Problem requirements. Count every line below that contains "when", then state the total with no other output.

## Start Given information

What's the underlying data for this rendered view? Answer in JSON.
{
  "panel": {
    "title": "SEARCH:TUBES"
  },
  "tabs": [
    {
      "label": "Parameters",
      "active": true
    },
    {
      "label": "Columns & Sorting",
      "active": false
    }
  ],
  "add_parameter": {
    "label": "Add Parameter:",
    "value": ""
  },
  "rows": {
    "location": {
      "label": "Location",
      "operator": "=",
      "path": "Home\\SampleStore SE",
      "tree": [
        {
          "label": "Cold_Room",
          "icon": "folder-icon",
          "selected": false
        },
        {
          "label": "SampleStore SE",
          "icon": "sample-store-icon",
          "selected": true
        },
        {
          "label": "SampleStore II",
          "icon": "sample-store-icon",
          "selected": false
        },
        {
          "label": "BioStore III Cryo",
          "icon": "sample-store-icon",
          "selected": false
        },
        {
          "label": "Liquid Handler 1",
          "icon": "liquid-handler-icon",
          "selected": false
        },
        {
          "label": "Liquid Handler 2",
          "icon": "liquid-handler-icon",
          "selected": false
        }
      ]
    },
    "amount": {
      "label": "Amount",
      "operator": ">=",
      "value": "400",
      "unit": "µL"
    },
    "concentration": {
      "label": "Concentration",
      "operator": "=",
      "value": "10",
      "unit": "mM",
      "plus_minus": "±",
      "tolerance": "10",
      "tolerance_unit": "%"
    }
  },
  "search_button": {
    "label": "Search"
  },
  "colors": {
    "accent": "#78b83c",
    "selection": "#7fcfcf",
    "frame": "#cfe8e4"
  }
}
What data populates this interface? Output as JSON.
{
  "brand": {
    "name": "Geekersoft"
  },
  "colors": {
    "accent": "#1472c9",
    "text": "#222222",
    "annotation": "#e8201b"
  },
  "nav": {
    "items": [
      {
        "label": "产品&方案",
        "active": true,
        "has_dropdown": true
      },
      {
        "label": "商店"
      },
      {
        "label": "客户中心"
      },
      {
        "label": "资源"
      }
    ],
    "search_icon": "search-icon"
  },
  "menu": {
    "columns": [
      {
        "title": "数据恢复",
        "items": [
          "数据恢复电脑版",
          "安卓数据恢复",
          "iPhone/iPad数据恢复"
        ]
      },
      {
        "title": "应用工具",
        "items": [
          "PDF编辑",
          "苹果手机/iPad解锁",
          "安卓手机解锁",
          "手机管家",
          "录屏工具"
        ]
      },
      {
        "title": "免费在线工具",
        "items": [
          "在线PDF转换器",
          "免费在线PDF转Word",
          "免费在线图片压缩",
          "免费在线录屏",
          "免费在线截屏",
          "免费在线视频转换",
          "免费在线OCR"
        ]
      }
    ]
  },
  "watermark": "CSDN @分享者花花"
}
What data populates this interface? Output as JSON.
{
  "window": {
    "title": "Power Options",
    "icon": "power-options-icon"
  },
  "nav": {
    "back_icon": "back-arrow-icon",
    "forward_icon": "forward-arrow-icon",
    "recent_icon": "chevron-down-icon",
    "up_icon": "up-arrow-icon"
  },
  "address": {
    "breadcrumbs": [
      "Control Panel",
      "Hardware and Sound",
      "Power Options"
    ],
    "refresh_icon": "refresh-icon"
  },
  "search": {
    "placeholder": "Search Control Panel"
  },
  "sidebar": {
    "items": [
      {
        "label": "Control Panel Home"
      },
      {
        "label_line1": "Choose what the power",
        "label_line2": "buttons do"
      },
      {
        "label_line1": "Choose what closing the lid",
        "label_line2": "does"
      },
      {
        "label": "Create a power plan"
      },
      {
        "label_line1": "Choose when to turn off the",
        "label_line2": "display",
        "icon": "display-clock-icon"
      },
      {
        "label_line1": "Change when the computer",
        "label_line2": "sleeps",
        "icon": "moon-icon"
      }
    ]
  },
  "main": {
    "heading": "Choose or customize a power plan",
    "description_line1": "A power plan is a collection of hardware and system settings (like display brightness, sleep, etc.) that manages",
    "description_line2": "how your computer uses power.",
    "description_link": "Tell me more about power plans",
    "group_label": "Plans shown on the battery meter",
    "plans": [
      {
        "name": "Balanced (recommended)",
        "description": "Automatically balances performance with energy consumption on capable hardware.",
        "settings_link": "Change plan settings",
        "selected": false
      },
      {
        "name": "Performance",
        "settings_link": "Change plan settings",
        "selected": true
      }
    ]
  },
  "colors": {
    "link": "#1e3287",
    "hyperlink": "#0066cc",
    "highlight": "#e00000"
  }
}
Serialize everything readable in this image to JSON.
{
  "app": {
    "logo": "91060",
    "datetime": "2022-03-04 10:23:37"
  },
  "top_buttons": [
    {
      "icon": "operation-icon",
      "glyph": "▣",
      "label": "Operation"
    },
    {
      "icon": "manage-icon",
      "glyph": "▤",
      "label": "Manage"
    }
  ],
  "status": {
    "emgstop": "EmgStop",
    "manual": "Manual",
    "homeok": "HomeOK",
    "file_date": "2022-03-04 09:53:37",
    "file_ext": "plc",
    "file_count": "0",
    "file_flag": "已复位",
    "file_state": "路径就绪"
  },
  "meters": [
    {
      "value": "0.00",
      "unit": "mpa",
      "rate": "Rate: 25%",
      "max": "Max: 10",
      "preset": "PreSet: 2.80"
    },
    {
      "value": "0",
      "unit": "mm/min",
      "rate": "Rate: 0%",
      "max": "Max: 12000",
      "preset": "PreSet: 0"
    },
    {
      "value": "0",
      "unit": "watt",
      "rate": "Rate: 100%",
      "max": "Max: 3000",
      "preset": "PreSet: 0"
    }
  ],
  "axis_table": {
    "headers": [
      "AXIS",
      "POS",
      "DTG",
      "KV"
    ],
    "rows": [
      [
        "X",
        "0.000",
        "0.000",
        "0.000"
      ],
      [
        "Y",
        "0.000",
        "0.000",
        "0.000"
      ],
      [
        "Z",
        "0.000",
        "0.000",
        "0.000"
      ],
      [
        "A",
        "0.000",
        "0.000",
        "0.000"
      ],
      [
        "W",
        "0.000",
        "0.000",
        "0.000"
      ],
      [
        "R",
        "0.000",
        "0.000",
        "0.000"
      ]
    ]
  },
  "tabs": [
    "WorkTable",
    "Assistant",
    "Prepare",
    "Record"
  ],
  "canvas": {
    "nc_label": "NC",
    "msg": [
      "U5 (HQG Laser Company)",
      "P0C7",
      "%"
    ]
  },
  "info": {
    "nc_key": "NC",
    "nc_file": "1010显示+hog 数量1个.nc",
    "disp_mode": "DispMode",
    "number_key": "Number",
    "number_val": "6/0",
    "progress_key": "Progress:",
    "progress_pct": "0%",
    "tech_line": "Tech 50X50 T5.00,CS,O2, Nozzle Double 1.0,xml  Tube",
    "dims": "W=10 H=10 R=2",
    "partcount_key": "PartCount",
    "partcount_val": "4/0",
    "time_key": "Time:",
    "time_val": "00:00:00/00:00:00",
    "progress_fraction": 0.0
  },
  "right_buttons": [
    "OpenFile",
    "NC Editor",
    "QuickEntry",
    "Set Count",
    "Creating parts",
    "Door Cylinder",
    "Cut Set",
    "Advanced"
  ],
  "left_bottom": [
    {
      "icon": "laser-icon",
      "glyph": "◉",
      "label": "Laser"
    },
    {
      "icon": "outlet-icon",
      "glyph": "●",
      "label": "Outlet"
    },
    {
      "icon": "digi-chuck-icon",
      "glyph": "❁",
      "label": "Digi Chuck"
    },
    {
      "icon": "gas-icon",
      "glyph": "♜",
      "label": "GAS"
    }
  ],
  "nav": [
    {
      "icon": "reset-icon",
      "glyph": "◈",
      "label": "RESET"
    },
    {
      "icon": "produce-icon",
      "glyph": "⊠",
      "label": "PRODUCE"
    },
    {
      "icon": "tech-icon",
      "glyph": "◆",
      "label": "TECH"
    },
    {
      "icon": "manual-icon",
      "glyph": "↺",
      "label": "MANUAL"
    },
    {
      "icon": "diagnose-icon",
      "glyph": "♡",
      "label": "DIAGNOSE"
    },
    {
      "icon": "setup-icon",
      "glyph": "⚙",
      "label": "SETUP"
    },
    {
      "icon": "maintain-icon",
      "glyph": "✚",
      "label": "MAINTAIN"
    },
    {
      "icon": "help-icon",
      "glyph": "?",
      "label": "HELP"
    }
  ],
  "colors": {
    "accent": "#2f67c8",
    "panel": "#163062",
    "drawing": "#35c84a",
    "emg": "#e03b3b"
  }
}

## End Given information

Problem solution. 2